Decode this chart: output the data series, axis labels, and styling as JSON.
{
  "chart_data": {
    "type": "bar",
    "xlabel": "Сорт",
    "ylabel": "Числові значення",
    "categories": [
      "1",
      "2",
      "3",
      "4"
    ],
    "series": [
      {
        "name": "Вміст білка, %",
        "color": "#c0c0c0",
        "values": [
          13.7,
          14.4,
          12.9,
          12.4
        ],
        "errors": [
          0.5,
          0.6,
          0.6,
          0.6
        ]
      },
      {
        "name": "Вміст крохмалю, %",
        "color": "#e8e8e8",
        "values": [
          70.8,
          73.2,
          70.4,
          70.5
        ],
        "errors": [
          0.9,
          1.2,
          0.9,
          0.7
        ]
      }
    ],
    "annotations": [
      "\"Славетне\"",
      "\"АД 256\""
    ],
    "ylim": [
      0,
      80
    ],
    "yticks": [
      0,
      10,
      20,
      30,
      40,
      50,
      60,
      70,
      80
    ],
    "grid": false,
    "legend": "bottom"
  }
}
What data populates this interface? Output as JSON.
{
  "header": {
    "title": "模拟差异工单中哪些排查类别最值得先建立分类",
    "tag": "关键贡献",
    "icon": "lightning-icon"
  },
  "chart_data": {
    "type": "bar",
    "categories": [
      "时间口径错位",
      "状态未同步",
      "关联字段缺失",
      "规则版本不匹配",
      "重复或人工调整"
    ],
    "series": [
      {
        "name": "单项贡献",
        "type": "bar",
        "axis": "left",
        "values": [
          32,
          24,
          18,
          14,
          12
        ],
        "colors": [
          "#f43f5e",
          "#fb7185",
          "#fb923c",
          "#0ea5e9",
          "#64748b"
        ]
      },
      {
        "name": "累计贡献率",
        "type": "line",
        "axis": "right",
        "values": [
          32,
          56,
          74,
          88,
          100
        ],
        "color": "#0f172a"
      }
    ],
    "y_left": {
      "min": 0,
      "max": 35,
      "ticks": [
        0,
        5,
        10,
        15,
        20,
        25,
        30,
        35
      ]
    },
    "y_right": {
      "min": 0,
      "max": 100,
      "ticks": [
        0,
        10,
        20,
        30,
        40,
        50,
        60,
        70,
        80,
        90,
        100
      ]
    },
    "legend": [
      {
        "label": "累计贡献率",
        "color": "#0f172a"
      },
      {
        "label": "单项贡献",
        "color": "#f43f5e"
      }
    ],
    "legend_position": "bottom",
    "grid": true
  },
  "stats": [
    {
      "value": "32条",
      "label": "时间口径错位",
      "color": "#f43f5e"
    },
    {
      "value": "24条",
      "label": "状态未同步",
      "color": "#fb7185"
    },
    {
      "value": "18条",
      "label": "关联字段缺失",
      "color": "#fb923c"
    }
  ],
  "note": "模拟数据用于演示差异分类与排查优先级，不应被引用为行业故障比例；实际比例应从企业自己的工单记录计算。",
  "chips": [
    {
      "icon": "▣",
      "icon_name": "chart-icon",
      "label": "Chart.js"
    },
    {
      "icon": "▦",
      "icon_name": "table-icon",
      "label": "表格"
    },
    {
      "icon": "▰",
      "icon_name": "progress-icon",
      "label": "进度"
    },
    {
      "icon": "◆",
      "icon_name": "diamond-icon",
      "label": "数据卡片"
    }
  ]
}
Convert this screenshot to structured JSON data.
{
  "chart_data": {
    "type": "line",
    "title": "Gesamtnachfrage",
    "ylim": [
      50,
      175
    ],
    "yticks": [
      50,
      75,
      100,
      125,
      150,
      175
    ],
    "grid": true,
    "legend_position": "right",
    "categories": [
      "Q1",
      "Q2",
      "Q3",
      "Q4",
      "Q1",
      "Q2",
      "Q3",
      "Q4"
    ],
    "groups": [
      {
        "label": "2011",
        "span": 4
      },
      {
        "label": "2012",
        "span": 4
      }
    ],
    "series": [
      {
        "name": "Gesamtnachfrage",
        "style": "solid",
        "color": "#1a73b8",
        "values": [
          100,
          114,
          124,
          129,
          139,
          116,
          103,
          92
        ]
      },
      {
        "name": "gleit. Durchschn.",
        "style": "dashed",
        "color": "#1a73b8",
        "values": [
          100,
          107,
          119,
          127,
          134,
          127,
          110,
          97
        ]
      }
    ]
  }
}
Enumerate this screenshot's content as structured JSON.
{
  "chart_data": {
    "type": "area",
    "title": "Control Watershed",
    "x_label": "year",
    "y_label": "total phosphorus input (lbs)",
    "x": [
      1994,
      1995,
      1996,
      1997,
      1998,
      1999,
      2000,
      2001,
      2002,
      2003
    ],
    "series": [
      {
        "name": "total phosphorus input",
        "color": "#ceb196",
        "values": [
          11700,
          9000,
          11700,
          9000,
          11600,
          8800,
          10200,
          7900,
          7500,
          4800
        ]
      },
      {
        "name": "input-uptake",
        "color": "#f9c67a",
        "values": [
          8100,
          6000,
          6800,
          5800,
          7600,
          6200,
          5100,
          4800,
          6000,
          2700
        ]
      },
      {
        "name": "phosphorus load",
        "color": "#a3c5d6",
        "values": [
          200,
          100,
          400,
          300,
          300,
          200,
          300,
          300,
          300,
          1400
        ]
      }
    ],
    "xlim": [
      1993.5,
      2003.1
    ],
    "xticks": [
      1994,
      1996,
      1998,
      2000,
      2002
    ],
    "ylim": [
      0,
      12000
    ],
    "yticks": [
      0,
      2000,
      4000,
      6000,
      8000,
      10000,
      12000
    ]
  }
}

_ _ _ _ _

● **Instructions for the task**: Please output every record, keeping each line exact.

● **Output of the task**:
Decode this chart: output the data series, axis labels, and styling as JSON.
{
  "chart_data": {
    "type": "bar",
    "xlabel": "Сорт",
    "ylabel": "Числові значення",
    "categories": [
      "1",
      "2",
      "3",
      "4"
    ],
    "series": [
      {
        "name": "Вміст білка, %",
        "color": "#c0c0c0",
        "values": [
          13.7,
          14.4,
          12.9,
          12.4
        ],
        "errors": [
          0.5,
          0.6,
          0.6,
          0.6
        ]
      },
      {
        "name": "Вміст крохмалю, %",
        "color": "#e8e8e8",
        "values": [
          70.8,
          73.2,
          70.4,
          70.5
        ],
        "errors": [
          0.9,
          1.2,
          0.9,
          0.7
        ]
      }
    ],
    "annotations": [
      "\"Славетне\"",
      "\"АД 256\""
    ],
    "ylim": [
      0,
      80
    ],
    "yticks": [
      0,
      10,
      20,
      30,
      40,
      50,
      60,
      70,
      80
    ],
    "grid": false,
    "legend": "bottom"
  }
}
What data populates this interface? Output as JSON.
{
  "header": {
    "title": "模拟差异工单中哪些排查类别最值得先建立分类",
    "tag": "关键贡献",
    "icon": "lightning-icon"
  },
  "chart_data": {
    "type": "bar",
    "categories": [
      "时间口径错位",
      "状态未同步",
      "关联字段缺失",
      "规则版本不匹配",
      "重复或人工调整"
    ],
    "series": [
      {
        "name": "单项贡献",
        "type": "bar",
        "axis": "left",
        "values": [
          32,
          24,
          18,
          14,
          12
        ],
        "colors": [
          "#f43f5e",
          "#fb7185",
          "#fb923c",
          "#0ea5e9",
          "#64748b"
        ]
      },
      {
        "name": "累计贡献率",
        "type": "line",
        "axis": "right",
        "values": [
          32,
          56,
          74,
          88,
          100
        ],
        "color": "#0f172a"
      }
    ],
    "y_left": {
      "min": 0,
      "max": 35,
      "ticks": [
        0,
        5,
        10,
        15,
        20,
        25,
        30,
        35
      ]
    },
    "y_right": {
      "min": 0,
      "max": 100,
      "ticks": [
        0,
        10,
        20,
        30,
        40,
        50,
        60,
        70,
        80,
        90,
        100
      ]
    },
    "legend": [
      {
        "label": "累计贡献率",
        "color": "#0f172a"
      },
      {
        "label": "单项贡献",
        "color": "#f43f5e"
      }
    ],
    "legend_position": "bottom",
    "grid": true
  },
  "stats": [
    {
      "value": "32条",
      "label": "时间口径错位",
      "color": "#f43f5e"
    },
    {
      "value": "24条",
      "label": "状态未同步",
      "color": "#fb7185"
    },
    {
      "value": "18条",
      "label": "关联字段缺失",
      "color": "#fb923c"
    }
  ],
  "note": "模拟数据用于演示差异分类与排查优先级，不应被引用为行业故障比例；实际比例应从企业自己的工单记录计算。",
  "chips": [
    {
      "icon": "▣",
      "icon_name": "chart-icon",
      "label": "Chart.js"
    },
    {
      "icon": "▦",
      "icon_name": "table-icon",
      "label": "表格"
    },
    {
      "icon": "▰",
      "icon_name": "progress-icon",
      "label": "进度"
    },
    {
      "icon": "◆",
      "icon_name": "diamond-icon",
      "label": "数据卡片"
    }
  ]
}
Convert this screenshot to structured JSON data.
{
  "chart_data": {
    "type": "line",
    "title": "Gesamtnachfrage",
    "ylim": [
      50,
      175
    ],
    "yticks": [
      50,
      75,
      100,
      125,
      150,
      175
    ],
    "grid": true,
    "legend_position": "right",
    "categories": [
      "Q1",
      "Q2",
      "Q3",
      "Q4",
      "Q1",
      "Q2",
      "Q3",
      "Q4"
    ],
    "groups": [
      {
        "label": "2011",
        "span": 4
      },
      {
        "label": "2012",
        "span": 4
      }
    ],
    "series": [
      {
        "name": "Gesamtnachfrage",
        "style": "solid",
        "color": "#1a73b8",
        "values": [
          100,
          114,
          124,
          129,
          139,
          116,
          103,
          92
        ]
      },
      {
        "name": "gleit. Durchschn.",
        "style": "dashed",
        "color": "#1a73b8",
        "values": [
          100,
          107,
          119,
          127,
          134,
          127,
          110,
          97
        ]
      }
    ]
  }
}
Enumerate this screenshot's content as structured JSON.
{
  "chart_data": {
    "type": "area",
    "title": "Control Watershed",
    "x_label": "year",
    "y_label": "total phosphorus input (lbs)",
    "x": [
      1994,
      1995,
      1996,
      1997,
      1998,
      1999,
      2000,
      2001,
      2002,
      2003
    ],
    "series": [
      {
        "name": "total phosphorus input",
        "color": "#ceb196",
        "values": [
          11700,
          9000,
          11700,
          9000,
          11600,
          8800,
          10200,
          7900,
          7500,
          4800
        ]
      },
      {
        "name": "input-uptake",
        "color": "#f9c67a",
        "values": [
          8100,
          6000,
          6800,
          5800,
          7600,
          6200,
          5100,
          4800,
          6000,
          2700
        ]
      },
      {
        "name": "phosphorus load",
        "color": "#a3c5d6",
        "values": [
          200,
          100,
          400,
          300,
          300,
          200,
          300,
          300,
          300,
          1400
        ]
      }
    ],
    "xlim": [
      1993.5,
      2003.1
    ],
    "xticks": [
      1994,
      1996,
      1998,
      2000,
      2002
    ],
    "ylim": [
      0,
      12000
    ],
    "yticks": [
      0,
      2000,
      4000,
      6000,
      8000,
      10000,
      12000
    ]
  }
}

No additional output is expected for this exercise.